# Work instructions:
Reproduce the line that contains "Transcribe this image's" and every line after it through the end of the records, exactly, with nothing added.

# Material for this task:
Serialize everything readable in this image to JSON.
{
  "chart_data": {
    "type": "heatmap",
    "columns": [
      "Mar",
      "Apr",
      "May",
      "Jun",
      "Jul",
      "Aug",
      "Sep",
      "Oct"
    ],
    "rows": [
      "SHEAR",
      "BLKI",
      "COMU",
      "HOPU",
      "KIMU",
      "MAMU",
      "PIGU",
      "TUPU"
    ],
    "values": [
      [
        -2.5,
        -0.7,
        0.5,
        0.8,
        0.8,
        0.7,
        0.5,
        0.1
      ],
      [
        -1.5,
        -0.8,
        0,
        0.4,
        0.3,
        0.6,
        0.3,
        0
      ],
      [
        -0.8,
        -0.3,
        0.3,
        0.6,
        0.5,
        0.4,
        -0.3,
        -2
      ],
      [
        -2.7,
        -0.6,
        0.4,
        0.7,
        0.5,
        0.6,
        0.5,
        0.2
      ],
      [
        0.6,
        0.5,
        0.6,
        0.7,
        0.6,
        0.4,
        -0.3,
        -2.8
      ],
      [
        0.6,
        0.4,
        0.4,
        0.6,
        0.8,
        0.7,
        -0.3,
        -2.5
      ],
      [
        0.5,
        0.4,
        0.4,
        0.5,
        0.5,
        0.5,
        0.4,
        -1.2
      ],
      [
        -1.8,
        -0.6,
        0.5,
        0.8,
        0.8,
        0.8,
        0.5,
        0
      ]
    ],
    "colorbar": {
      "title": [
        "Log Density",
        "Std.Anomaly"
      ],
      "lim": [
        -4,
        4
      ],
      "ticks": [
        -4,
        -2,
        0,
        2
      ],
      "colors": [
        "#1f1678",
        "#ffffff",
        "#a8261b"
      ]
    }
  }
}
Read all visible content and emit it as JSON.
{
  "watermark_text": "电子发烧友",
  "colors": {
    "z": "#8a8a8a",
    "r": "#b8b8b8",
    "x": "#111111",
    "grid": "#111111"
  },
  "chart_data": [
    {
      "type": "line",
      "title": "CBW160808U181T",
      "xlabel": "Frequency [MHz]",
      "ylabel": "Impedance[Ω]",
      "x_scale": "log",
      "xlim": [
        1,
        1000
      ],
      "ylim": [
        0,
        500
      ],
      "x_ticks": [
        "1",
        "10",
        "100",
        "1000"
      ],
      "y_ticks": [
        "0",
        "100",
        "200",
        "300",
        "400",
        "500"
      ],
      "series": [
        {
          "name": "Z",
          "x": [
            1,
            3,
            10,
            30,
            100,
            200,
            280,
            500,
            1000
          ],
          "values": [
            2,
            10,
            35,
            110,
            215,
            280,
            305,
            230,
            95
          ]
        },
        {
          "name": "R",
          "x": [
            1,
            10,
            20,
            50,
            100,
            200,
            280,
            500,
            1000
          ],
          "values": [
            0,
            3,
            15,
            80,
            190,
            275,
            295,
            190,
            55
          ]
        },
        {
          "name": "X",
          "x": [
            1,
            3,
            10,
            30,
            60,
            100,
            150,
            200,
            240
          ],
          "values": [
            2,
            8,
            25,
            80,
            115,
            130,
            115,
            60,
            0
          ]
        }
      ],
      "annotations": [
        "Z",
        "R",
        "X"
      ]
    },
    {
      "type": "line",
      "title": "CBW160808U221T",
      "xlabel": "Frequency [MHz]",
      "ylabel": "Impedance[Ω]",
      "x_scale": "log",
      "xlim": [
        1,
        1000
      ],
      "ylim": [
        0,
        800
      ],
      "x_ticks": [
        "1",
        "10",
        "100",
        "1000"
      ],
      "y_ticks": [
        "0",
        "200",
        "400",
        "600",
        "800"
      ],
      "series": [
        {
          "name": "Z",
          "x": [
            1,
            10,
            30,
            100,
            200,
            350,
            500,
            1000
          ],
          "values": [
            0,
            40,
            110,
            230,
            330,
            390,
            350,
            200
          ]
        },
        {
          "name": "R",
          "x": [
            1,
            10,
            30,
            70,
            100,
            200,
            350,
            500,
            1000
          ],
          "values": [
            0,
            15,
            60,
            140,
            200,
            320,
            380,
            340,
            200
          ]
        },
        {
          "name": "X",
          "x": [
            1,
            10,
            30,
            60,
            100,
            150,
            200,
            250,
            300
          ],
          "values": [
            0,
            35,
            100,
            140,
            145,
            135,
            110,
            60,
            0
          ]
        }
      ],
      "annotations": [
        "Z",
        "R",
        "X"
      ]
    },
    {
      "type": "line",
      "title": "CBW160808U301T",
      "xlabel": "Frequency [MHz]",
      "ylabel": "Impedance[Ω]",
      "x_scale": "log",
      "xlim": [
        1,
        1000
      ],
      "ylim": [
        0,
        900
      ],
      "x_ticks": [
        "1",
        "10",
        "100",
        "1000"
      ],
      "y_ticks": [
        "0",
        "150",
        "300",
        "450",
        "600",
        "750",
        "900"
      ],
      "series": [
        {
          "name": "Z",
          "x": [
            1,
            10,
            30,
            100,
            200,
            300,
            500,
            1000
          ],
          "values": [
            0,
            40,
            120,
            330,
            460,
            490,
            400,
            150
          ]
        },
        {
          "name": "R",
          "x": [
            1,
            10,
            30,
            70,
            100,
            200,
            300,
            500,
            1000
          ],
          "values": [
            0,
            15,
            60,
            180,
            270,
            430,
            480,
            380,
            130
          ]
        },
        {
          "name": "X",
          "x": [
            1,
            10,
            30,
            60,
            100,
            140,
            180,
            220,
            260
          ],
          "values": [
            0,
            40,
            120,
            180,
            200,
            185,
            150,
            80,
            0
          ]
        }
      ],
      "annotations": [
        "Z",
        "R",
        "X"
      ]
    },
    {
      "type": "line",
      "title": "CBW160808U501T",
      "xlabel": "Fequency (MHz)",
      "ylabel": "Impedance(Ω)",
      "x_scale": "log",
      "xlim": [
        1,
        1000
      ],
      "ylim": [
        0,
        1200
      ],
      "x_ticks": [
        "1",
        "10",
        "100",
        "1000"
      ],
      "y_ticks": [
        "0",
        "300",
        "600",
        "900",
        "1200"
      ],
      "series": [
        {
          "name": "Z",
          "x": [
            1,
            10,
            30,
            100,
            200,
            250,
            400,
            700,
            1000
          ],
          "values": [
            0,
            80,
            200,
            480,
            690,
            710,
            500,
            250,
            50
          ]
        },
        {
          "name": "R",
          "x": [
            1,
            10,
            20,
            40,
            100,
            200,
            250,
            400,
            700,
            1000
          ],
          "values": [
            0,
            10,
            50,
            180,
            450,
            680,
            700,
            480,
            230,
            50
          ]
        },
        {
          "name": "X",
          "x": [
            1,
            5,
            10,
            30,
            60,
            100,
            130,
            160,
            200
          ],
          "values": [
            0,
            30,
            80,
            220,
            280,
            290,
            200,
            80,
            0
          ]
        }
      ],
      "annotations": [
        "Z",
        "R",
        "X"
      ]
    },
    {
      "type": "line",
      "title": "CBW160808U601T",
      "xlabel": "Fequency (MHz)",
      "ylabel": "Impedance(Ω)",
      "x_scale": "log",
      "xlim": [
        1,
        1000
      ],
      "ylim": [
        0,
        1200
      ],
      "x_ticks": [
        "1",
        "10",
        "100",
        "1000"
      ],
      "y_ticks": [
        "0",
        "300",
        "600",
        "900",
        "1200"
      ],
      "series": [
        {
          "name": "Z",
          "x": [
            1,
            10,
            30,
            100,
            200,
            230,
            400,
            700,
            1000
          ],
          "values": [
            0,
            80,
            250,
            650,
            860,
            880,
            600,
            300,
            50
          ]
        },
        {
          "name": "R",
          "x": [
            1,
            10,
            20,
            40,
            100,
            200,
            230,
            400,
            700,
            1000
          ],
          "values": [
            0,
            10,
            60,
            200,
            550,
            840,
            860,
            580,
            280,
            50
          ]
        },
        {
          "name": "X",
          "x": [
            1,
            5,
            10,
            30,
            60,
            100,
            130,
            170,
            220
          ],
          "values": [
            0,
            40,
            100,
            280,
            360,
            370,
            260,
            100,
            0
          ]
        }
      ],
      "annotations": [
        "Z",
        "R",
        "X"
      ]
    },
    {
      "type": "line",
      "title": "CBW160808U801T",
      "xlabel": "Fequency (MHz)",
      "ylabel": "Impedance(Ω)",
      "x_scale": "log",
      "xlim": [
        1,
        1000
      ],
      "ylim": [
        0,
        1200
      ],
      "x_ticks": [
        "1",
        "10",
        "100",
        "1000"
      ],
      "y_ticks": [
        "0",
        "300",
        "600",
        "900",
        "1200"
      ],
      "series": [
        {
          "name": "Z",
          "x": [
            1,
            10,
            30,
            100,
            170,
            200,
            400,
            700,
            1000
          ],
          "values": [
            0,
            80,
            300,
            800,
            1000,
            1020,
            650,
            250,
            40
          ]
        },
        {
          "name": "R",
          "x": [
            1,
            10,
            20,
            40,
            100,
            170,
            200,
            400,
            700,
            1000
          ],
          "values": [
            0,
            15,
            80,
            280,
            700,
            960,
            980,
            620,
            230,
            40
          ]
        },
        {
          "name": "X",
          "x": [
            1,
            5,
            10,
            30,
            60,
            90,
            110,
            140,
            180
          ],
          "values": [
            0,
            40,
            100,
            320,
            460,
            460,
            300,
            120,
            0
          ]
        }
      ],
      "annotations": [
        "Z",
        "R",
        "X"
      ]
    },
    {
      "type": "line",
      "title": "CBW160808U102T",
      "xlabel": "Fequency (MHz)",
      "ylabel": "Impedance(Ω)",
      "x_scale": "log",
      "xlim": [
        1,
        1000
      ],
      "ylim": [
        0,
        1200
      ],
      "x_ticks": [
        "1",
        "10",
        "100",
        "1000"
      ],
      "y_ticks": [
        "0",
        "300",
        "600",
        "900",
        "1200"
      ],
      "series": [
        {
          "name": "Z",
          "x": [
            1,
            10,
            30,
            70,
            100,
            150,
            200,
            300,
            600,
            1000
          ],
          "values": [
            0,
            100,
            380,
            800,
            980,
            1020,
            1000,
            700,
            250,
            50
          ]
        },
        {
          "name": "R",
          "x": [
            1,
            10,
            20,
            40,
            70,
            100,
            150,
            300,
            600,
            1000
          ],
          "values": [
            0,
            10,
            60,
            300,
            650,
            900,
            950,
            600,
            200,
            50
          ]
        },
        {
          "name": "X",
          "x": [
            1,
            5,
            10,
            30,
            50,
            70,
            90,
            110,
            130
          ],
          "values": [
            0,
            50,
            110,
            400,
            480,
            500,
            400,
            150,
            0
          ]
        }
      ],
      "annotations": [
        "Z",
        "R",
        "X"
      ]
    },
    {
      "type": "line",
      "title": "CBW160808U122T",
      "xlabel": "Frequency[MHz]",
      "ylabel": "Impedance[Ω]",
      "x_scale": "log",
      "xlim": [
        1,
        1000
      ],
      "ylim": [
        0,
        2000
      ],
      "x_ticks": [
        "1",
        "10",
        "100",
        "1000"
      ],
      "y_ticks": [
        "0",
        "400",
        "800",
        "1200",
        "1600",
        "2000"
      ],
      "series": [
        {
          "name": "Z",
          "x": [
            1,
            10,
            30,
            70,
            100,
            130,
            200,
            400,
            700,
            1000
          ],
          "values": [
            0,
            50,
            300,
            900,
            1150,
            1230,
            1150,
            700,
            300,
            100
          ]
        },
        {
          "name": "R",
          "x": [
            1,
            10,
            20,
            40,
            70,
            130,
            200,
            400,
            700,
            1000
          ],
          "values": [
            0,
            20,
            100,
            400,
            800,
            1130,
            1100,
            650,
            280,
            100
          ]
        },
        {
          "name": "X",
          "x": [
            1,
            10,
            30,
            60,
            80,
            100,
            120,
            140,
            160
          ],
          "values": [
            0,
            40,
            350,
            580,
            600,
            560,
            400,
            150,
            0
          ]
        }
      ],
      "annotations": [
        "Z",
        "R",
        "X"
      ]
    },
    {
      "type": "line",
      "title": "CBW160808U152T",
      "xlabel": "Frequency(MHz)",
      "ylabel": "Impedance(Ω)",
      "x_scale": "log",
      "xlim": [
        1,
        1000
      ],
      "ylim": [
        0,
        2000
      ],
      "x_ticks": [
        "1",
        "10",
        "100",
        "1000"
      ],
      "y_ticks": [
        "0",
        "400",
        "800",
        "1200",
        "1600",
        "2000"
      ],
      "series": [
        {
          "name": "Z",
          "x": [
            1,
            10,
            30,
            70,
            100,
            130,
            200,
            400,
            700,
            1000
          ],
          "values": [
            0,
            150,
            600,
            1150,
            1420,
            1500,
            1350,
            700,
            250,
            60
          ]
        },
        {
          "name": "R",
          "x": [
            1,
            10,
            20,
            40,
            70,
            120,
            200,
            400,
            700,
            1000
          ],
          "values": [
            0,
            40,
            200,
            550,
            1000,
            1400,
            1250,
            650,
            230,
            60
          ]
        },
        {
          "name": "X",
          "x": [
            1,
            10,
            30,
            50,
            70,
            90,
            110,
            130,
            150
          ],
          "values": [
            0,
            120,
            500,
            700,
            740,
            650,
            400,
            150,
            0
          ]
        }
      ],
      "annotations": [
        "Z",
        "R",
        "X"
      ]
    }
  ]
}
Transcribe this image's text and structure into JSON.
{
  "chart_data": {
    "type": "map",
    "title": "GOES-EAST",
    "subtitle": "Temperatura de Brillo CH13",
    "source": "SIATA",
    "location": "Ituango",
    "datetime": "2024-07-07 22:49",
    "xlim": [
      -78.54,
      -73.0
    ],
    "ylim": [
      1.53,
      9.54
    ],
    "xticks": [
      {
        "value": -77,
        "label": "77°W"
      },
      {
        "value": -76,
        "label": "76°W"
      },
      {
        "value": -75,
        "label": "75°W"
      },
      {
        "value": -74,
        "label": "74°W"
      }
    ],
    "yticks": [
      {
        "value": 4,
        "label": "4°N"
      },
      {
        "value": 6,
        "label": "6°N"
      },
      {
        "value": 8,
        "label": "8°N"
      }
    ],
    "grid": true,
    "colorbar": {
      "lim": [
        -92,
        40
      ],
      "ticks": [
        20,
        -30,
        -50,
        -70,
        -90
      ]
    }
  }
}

# Result of the exercise:
Transcribe this image's text and structure into JSON.
{
  "chart_data": {
    "type": "map",
    "title": "GOES-EAST",
    "subtitle": "Temperatura de Brillo CH13",
    "source": "SIATA",
    "location": "Ituango",
    "datetime": "2024-07-07 22:49",
    "xlim": [
      -78.54,
      -73.0
    ],
    "ylim": [
      1.53,
      9.54
    ],
    "xticks": [
      {
        "value": -77,
        "label": "77°W"
      },
      {
        "value": -76,
        "label": "76°W"
      },
      {
        "value": -75,
        "label": "75°W"
      },
      {
        "value": -74,
        "label": "74°W"
      }
    ],
    "yticks": [
      {
        "value": 4,
        "label": "4°N"
      },
      {
        "value": 6,
        "label": "6°N"
      },
      {
        "value": 8,
        "label": "8°N"
      }
    ],
    "grid": true,
    "colorbar": {
      "lim": [
        -92,
        40
      ],
      "ticks": [
        20,
        -30,
        -50,
        -70,
        -90
      ]
    }
  }
}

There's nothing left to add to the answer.